Description of the task =
Output every record below exactly as it appears.

Collected data entries:
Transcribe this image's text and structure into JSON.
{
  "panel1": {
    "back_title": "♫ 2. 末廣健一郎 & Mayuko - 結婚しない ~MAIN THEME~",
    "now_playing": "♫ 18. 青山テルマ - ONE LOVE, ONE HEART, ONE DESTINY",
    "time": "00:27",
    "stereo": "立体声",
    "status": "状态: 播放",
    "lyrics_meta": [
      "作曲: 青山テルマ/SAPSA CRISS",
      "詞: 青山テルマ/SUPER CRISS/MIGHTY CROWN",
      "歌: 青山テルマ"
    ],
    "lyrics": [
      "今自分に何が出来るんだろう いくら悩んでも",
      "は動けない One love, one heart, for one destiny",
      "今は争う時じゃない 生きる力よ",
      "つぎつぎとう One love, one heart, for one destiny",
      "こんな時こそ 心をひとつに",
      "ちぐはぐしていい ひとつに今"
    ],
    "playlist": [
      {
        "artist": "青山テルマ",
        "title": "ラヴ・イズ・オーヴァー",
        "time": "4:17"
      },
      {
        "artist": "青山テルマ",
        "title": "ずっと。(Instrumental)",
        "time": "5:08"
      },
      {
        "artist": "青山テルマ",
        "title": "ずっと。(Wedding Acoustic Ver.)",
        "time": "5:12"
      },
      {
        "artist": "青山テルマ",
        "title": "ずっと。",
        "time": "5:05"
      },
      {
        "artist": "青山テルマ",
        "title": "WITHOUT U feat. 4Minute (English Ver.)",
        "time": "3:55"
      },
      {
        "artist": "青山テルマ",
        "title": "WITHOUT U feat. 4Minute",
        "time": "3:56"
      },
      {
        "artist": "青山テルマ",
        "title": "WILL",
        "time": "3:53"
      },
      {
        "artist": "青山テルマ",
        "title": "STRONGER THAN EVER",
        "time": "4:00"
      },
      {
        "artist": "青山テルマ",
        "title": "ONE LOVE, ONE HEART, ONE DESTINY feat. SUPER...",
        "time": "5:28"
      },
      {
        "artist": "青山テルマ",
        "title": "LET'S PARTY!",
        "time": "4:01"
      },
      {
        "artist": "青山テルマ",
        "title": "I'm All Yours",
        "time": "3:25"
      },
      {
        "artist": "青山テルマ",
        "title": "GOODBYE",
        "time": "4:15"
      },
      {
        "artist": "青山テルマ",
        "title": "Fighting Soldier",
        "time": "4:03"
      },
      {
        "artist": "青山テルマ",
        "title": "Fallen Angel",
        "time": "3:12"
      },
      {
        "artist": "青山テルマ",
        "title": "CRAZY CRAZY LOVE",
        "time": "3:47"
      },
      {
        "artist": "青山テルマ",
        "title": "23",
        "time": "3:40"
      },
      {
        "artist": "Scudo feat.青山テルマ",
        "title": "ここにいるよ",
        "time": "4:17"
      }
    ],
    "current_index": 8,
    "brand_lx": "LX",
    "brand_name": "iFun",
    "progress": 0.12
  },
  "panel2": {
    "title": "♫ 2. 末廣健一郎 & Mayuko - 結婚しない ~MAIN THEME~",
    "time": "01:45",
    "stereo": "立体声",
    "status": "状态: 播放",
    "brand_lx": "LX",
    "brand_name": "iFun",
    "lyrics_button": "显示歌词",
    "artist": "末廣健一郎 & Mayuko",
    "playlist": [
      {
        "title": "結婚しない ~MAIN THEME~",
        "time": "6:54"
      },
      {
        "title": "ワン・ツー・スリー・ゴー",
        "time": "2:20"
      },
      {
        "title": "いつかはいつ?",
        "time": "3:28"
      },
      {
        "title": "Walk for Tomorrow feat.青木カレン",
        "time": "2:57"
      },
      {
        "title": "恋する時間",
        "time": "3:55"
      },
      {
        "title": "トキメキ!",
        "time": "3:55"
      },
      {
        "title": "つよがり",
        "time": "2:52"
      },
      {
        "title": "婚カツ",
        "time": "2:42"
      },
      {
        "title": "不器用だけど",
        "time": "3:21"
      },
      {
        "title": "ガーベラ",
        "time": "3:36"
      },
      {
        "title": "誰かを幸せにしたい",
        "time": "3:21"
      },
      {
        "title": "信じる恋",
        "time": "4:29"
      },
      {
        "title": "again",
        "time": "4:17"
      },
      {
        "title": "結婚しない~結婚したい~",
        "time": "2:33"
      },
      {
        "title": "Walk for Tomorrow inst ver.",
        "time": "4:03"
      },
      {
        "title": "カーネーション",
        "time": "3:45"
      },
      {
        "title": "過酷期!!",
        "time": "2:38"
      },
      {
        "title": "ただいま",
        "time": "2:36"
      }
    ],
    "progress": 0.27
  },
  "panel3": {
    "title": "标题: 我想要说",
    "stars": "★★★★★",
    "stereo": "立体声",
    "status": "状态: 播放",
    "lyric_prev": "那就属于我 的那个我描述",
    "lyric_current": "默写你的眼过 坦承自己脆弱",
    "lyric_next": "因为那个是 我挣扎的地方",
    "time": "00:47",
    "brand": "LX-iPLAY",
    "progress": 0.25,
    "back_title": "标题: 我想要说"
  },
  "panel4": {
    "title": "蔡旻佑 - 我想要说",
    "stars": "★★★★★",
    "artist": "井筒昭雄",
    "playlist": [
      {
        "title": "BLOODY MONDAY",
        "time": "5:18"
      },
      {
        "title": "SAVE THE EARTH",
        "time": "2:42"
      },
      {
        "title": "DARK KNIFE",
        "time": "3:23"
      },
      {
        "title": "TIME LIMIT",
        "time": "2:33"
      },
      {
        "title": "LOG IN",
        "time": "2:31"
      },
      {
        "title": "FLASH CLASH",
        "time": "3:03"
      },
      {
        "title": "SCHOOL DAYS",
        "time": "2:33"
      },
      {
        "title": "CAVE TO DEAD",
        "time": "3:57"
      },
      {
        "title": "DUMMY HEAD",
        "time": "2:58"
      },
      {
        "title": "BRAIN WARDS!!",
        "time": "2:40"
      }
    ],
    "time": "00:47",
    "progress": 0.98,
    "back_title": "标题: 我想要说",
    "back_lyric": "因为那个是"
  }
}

Task result =
Transcribe this image's text and structure into JSON.
{
  "panel1": {
    "back_title": "♫ 2. 末廣健一郎 & Mayuko - 結婚しない ~MAIN THEME~",
    "now_playing": "♫ 18. 青山テルマ - ONE LOVE, ONE HEART, ONE DESTINY",
    "time": "00:27",
    "stereo": "立体声",
    "status": "状态: 播放",
    "lyrics_meta": [
      "作曲: 青山テルマ/SAPSA CRISS",
      "詞: 青山テルマ/SUPER CRISS/MIGHTY CROWN",
      "歌: 青山テルマ"
    ],
    "lyrics": [
      "今自分に何が出来るんだろう いくら悩んでも",
      "は動けない One love, one heart, for one destiny",
      "今は争う時じゃない 生きる力よ",
      "つぎつぎとう One love, one heart, for one destiny",
      "こんな時こそ 心をひとつに",
      "ちぐはぐしていい ひとつに今"
    ],
    "playlist": [
      {
        "artist": "青山テルマ",
        "title": "ラヴ・イズ・オーヴァー",
        "time": "4:17"
      },
      {
        "artist": "青山テルマ",
        "title": "ずっと。(Instrumental)",
        "time": "5:08"
      },
      {
        "artist": "青山テルマ",
        "title": "ずっと。(Wedding Acoustic Ver.)",
        "time": "5:12"
      },
      {
        "artist": "青山テルマ",
        "title": "ずっと。",
        "time": "5:05"
      },
      {
        "artist": "青山テルマ",
        "title": "WITHOUT U feat. 4Minute (English Ver.)",
        "time": "3:55"
      },
      {
        "artist": "青山テルマ",
        "title": "WITHOUT U feat. 4Minute",
        "time": "3:56"
      },
      {
        "artist": "青山テルマ",
        "title": "WILL",
        "time": "3:53"
      },
      {
        "artist": "青山テルマ",
        "title": "STRONGER THAN EVER",
        "time": "4:00"
      },
      {
        "artist": "青山テルマ",
        "title": "ONE LOVE, ONE HEART, ONE DESTINY feat. SUPER...",
        "time": "5:28"
      },
      {
        "artist": "青山テルマ",
        "title": "LET'S PARTY!",
        "time": "4:01"
      },
      {
        "artist": "青山テルマ",
        "title": "I'm All Yours",
        "time": "3:25"
      },
      {
        "artist": "青山テルマ",
        "title": "GOODBYE",
        "time": "4:15"
      },
      {
        "artist": "青山テルマ",
        "title": "Fighting Soldier",
        "time": "4:03"
      },
      {
        "artist": "青山テルマ",
        "title": "Fallen Angel",
        "time": "3:12"
      },
      {
        "artist": "青山テルマ",
        "title": "CRAZY CRAZY LOVE",
        "time": "3:47"
      },
      {
        "artist": "青山テルマ",
        "title": "23",
        "time": "3:40"
      },
      {
        "artist": "Scudo feat.青山テルマ",
        "title": "ここにいるよ",
        "time": "4:17"
      }
    ],
    "current_index": 8,
    "brand_lx": "LX",
    "brand_name": "iFun",
    "progress": 0.12
  },
  "panel2": {
    "title": "♫ 2. 末廣健一郎 & Mayuko - 結婚しない ~MAIN THEME~",
    "time": "01:45",
    "stereo": "立体声",
    "status": "状态: 播放",
    "brand_lx": "LX",
    "brand_name": "iFun",
    "lyrics_button": "显示歌词",
    "artist": "末廣健一郎 & Mayuko",
    "playlist": [
      {
        "title": "結婚しない ~MAIN THEME~",
        "time": "6:54"
      },
      {
        "title": "ワン・ツー・スリー・ゴー",
        "time": "2:20"
      },
      {
        "title": "いつかはいつ?",
        "time": "3:28"
      },
      {
        "title": "Walk for Tomorrow feat.青木カレン",
        "time": "2:57"
      },
      {
        "title": "恋する時間",
        "time": "3:55"
      },
      {
        "title": "トキメキ!",
        "time": "3:55"
      },
      {
        "title": "つよがり",
        "time": "2:52"
      },
      {
        "title": "婚カツ",
        "time": "2:42"
      },
      {
        "title": "不器用だけど",
        "time": "3:21"
      },
      {
        "title": "ガーベラ",
        "time": "3:36"
      },
      {
        "title": "誰かを幸せにしたい",
        "time": "3:21"
      },
      {
        "title": "信じる恋",
        "time": "4:29"
      },
      {
        "title": "again",
        "time": "4:17"
      },
      {
        "title": "結婚しない~結婚したい~",
        "time": "2:33"
      },
      {
        "title": "Walk for Tomorrow inst ver.",
        "time": "4:03"
      },
      {
        "title": "カーネーション",
        "time": "3:45"
      },
      {
        "title": "過酷期!!",
        "time": "2:38"
      },
      {
        "title": "ただいま",
        "time": "2:36"
      }
    ],
    "progress": 0.27
  },
  "panel3": {
    "title": "标题: 我想要说",
    "stars": "★★★★★",
    "stereo": "立体声",
    "status": "状态: 播放",
    "lyric_prev": "那就属于我 的那个我描述",
    "lyric_current": "默写你的眼过 坦承自己脆弱",
    "lyric_next": "因为那个是 我挣扎的地方",
    "time": "00:47",
    "brand": "LX-iPLAY",
    "progress": 0.25,
    "back_title": "标题: 我想要说"
  },
  "panel4": {
    "title": "蔡旻佑 - 我想要说",
    "stars": "★★★★★",
    "artist": "井筒昭雄",
    "playlist": [
      {
        "title": "BLOODY MONDAY",
        "time": "5:18"
      },
      {
        "title": "SAVE THE EARTH",
        "time": "2:42"
      },
      {
        "title": "DARK KNIFE",
        "time": "3:23"
      },
      {
        "title": "TIME LIMIT",
        "time": "2:33"
      },
      {
        "title": "LOG IN",
        "time": "2:31"
      },
      {
        "title": "FLASH CLASH",
        "time": "3:03"
      },
      {
        "title": "SCHOOL DAYS",
        "time": "2:33"
      },
      {
        "title": "CAVE TO DEAD",
        "time": "3:57"
      },
      {
        "title": "DUMMY HEAD",
        "time": "2:58"
      },
      {
        "title": "BRAIN WARDS!!",
        "time": "2:40"
      }
    ],
    "time": "00:47",
    "progress": 0.98,
    "back_title": "标题: 我想要说",
    "back_lyric": "因为那个是"
  }
}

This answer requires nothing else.